WORK TO COMPLETE
Copy out every line that contains "arbetslöshet".

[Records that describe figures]
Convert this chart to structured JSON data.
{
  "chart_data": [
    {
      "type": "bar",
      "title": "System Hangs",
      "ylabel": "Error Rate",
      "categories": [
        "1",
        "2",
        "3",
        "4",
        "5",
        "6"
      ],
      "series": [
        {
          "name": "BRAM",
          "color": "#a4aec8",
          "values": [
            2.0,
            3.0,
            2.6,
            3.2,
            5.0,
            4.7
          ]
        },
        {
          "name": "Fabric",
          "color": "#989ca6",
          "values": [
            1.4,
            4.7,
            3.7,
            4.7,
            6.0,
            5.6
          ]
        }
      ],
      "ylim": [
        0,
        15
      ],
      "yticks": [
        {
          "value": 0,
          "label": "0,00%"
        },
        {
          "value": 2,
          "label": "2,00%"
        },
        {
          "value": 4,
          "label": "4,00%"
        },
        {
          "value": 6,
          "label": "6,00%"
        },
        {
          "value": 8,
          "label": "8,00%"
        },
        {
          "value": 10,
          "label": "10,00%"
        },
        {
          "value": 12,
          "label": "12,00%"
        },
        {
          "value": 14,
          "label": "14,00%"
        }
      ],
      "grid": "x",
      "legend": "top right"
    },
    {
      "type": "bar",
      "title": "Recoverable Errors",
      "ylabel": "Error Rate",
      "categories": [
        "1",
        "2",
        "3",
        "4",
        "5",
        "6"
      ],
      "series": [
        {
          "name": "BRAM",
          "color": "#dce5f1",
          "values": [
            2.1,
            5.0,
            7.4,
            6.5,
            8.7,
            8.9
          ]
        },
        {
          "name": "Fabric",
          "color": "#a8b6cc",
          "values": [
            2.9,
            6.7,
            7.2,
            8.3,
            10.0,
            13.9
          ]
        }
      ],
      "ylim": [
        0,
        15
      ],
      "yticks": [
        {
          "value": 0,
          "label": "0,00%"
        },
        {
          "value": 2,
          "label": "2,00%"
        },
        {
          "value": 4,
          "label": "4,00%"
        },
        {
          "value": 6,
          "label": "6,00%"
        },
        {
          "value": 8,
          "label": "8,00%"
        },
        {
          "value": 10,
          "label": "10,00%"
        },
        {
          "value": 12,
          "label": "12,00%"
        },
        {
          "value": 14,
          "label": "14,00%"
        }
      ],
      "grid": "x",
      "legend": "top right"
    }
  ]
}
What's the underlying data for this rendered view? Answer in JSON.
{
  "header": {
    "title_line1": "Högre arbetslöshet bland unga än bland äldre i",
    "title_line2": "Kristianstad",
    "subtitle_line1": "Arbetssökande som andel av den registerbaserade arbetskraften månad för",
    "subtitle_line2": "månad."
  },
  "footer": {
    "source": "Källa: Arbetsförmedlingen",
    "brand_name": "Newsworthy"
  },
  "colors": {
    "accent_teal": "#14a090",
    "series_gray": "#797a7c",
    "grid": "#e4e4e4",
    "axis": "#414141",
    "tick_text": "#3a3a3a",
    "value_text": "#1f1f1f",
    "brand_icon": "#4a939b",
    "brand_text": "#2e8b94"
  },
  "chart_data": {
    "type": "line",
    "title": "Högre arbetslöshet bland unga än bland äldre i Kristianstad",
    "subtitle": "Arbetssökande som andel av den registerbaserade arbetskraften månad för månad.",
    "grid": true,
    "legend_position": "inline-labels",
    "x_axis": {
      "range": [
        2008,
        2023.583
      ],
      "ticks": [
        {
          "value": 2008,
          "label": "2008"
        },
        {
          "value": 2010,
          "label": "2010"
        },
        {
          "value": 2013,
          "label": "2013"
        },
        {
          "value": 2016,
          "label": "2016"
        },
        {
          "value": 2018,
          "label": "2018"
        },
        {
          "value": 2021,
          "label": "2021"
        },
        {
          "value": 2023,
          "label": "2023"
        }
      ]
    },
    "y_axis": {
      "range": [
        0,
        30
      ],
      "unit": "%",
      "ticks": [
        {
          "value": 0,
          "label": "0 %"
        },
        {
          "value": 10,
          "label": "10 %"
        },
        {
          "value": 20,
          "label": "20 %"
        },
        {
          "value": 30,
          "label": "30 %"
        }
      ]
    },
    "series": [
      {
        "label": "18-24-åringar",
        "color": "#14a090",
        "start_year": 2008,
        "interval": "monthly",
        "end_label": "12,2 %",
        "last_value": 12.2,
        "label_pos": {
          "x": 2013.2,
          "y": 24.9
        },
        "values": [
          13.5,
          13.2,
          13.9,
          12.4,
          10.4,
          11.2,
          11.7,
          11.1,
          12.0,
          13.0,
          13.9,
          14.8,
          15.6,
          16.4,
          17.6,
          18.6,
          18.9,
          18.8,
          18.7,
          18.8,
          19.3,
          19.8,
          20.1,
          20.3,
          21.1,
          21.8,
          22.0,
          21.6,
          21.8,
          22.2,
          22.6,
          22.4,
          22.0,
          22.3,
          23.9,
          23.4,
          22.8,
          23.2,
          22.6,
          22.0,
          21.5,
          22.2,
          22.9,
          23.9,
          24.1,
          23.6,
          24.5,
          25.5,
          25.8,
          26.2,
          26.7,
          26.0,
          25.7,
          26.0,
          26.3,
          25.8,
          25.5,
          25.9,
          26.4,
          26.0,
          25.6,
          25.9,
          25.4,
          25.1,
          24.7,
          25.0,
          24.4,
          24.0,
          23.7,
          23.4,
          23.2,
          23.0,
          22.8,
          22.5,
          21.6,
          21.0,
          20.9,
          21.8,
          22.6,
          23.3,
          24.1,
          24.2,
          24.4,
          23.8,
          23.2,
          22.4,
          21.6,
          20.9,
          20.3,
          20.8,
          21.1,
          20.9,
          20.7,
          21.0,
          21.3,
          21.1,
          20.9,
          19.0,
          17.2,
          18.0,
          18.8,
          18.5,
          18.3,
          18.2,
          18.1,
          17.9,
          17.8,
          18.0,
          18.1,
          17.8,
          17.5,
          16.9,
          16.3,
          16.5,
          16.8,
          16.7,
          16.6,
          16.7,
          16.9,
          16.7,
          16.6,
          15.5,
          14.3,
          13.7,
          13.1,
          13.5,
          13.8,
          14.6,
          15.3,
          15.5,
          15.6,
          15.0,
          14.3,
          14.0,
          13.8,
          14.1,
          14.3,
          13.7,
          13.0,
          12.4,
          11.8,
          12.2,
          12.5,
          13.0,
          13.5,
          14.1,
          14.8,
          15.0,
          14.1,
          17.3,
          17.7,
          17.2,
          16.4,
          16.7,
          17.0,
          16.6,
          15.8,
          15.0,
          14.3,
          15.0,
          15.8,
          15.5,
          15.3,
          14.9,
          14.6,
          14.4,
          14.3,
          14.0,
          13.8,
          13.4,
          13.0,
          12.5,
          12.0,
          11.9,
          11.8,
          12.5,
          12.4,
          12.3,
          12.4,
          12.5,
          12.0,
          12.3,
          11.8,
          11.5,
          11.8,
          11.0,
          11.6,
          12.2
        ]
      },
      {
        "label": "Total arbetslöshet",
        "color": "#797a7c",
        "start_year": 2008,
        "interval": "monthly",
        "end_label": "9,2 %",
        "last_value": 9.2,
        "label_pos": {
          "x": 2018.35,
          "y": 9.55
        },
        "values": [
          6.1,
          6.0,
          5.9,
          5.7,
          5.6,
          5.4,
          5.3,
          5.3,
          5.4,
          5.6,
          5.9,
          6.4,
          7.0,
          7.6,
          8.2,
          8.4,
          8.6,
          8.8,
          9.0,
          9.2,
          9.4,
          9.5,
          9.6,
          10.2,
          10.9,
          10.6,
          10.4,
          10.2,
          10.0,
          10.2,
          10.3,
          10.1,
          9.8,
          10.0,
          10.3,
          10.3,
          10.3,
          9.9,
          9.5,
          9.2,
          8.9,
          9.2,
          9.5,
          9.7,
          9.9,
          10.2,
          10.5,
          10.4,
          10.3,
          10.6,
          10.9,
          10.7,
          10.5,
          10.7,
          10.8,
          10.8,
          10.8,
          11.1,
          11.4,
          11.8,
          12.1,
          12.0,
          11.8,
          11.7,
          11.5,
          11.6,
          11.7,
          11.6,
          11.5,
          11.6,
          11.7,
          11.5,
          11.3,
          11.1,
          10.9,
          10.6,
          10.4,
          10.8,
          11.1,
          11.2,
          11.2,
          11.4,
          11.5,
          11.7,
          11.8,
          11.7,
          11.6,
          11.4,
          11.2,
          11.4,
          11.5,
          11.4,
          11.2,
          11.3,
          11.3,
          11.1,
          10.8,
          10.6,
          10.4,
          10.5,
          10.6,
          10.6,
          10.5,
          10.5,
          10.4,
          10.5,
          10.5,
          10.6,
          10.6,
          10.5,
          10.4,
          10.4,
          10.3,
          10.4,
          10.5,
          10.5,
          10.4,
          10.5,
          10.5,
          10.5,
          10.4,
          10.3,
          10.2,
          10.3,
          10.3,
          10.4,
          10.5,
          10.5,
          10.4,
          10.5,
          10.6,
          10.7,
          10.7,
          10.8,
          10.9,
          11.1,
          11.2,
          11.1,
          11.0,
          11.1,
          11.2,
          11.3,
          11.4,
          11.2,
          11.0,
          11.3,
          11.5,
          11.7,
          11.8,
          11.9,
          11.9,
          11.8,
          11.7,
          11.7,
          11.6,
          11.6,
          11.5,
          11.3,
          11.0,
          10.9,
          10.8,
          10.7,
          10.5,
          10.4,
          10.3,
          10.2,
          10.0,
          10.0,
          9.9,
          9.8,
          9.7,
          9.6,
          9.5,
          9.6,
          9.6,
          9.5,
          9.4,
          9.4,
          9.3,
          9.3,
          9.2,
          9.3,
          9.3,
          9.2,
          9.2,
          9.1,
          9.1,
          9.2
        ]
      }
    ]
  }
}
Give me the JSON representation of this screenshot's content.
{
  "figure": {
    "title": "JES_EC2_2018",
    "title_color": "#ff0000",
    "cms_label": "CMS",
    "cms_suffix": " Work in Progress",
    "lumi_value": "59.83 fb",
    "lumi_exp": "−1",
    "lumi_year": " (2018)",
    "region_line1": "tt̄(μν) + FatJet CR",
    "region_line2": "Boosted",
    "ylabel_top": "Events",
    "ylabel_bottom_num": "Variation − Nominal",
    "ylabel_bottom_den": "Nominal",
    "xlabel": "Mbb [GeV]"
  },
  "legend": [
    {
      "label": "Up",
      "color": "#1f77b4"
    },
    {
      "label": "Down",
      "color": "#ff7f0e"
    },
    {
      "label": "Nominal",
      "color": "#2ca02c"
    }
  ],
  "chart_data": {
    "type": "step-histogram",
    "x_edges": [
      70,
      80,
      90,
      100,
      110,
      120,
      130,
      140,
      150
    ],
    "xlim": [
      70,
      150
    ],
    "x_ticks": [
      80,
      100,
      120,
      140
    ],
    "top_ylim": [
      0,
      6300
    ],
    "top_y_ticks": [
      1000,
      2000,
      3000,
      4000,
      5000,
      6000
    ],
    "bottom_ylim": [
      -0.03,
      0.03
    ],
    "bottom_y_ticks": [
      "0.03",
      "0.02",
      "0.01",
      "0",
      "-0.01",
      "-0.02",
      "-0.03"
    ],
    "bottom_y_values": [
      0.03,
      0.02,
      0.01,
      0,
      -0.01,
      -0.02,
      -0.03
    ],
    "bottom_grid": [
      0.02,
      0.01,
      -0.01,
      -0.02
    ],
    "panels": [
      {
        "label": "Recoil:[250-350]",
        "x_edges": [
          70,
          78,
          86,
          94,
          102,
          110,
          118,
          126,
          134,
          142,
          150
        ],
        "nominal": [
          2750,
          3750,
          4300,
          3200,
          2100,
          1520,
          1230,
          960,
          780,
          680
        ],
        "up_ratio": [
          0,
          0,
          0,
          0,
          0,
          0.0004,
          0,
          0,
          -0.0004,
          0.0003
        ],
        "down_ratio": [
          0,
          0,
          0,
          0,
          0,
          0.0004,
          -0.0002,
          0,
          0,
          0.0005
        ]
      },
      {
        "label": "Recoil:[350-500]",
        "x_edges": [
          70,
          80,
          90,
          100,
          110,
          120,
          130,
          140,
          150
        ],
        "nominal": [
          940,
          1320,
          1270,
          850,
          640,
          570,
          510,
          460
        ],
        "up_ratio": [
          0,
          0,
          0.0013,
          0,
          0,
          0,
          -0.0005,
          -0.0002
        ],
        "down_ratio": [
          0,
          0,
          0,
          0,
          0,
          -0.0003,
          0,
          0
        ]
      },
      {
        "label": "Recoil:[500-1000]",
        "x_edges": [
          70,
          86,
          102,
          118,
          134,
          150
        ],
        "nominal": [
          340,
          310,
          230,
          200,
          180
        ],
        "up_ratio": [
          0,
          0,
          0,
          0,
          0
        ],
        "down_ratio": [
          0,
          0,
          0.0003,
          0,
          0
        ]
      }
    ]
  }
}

REPLY TO THE TASK
    "title_line1": "Högre arbetslöshet bland unga än bland äldre i",
    "title": "Högre arbetslöshet bland unga än bland äldre i Kristianstad",
        "label": "Total arbetslöshet",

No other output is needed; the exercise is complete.